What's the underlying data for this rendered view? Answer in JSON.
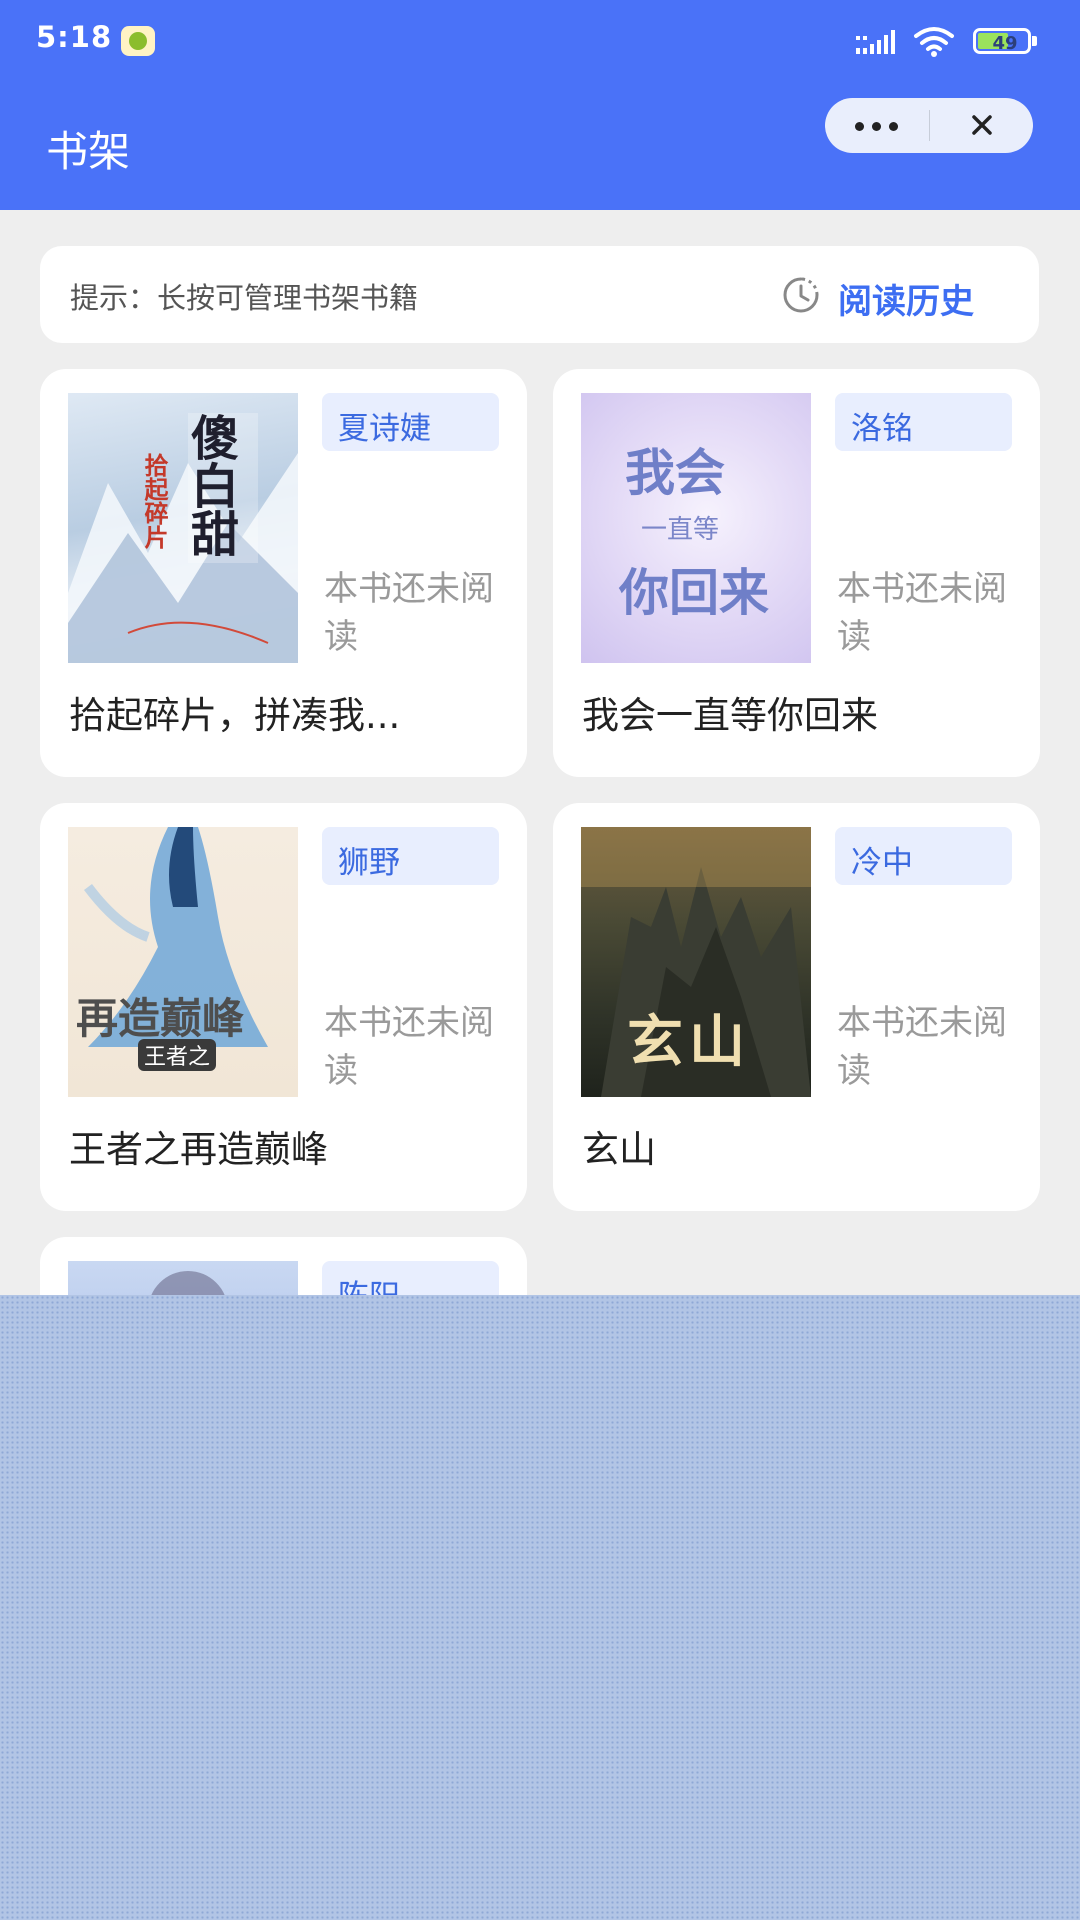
{
  "status_bar": {
    "time": "5:18",
    "battery": "49"
  },
  "header": {
    "title": "书架"
  },
  "tip_bar": {
    "tip": "提示：长按可管理书架书籍",
    "history_label": "阅读历史"
  },
  "books": [
    {
      "title": "拾起碎片，拼凑我...",
      "author": "夏诗婕",
      "status": "本书还未阅读",
      "cover_text": "拾起碎片"
    },
    {
      "title": "我会一直等你回来",
      "author": "洛铭",
      "status": "本书还未阅读",
      "cover_text_top": "我会",
      "cover_text_mid": "一直等",
      "cover_text_bottom": "你回来"
    },
    {
      "title": "王者之再造巅峰",
      "author": "狮野",
      "status": "本书还未阅读",
      "cover_text": "再造巅峰",
      "cover_subtext": "王者之"
    },
    {
      "title": "玄山",
      "author": "冷中",
      "status": "本书还未阅读",
      "cover_text": "玄山"
    },
    {
      "title": "",
      "author": "陈阳",
      "status": ""
    }
  ],
  "colors": {
    "header": "#4a72f8",
    "accent": "#3d6ef2",
    "tag_bg": "#e8eefe",
    "background": "#eeeeee",
    "overlay": "#b2c5e5"
  },
  "icons": {
    "more": "more-dots-icon",
    "close": "close-icon",
    "history": "clock-icon",
    "signal": "signal-icon",
    "wifi": "wifi-icon",
    "battery": "battery-icon"
  }
}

◆ **TASK OBJECTIVE**:
Copy out all the entries exactly. Images stay out of the copy.

◆ **EXERCISE SOLUTION**:
What's the underlying data for this rendered view? Answer in JSON.
{
  "status_bar": {
    "time": "5:18",
    "battery": "49"
  },
  "header": {
    "title": "书架"
  },
  "tip_bar": {
    "tip": "提示：长按可管理书架书籍",
    "history_label": "阅读历史"
  },
  "books": [
    {
      "title": "拾起碎片，拼凑我...",
      "author": "夏诗婕",
      "status": "本书还未阅读",
      "cover_text": "拾起碎片"
    },
    {
      "title": "我会一直等你回来",
      "author": "洛铭",
      "status": "本书还未阅读",
      "cover_text_top": "我会",
      "cover_text_mid": "一直等",
      "cover_text_bottom": "你回来"
    },
    {
      "title": "王者之再造巅峰",
      "author": "狮野",
      "status": "本书还未阅读",
      "cover_text": "再造巅峰",
      "cover_subtext": "王者之"
    },
    {
      "title": "玄山",
      "author": "冷中",
      "status": "本书还未阅读",
      "cover_text": "玄山"
    },
    {
      "title": "",
      "author": "陈阳",
      "status": ""
    }
  ],
  "colors": {
    "header": "#4a72f8",
    "accent": "#3d6ef2",
    "tag_bg": "#e8eefe",
    "background": "#eeeeee",
    "overlay": "#b2c5e5"
  },
  "icons": {
    "more": "more-dots-icon",
    "close": "close-icon",
    "history": "clock-icon",
    "signal": "signal-icon",
    "wifi": "wifi-icon",
    "battery": "battery-icon"
  }
}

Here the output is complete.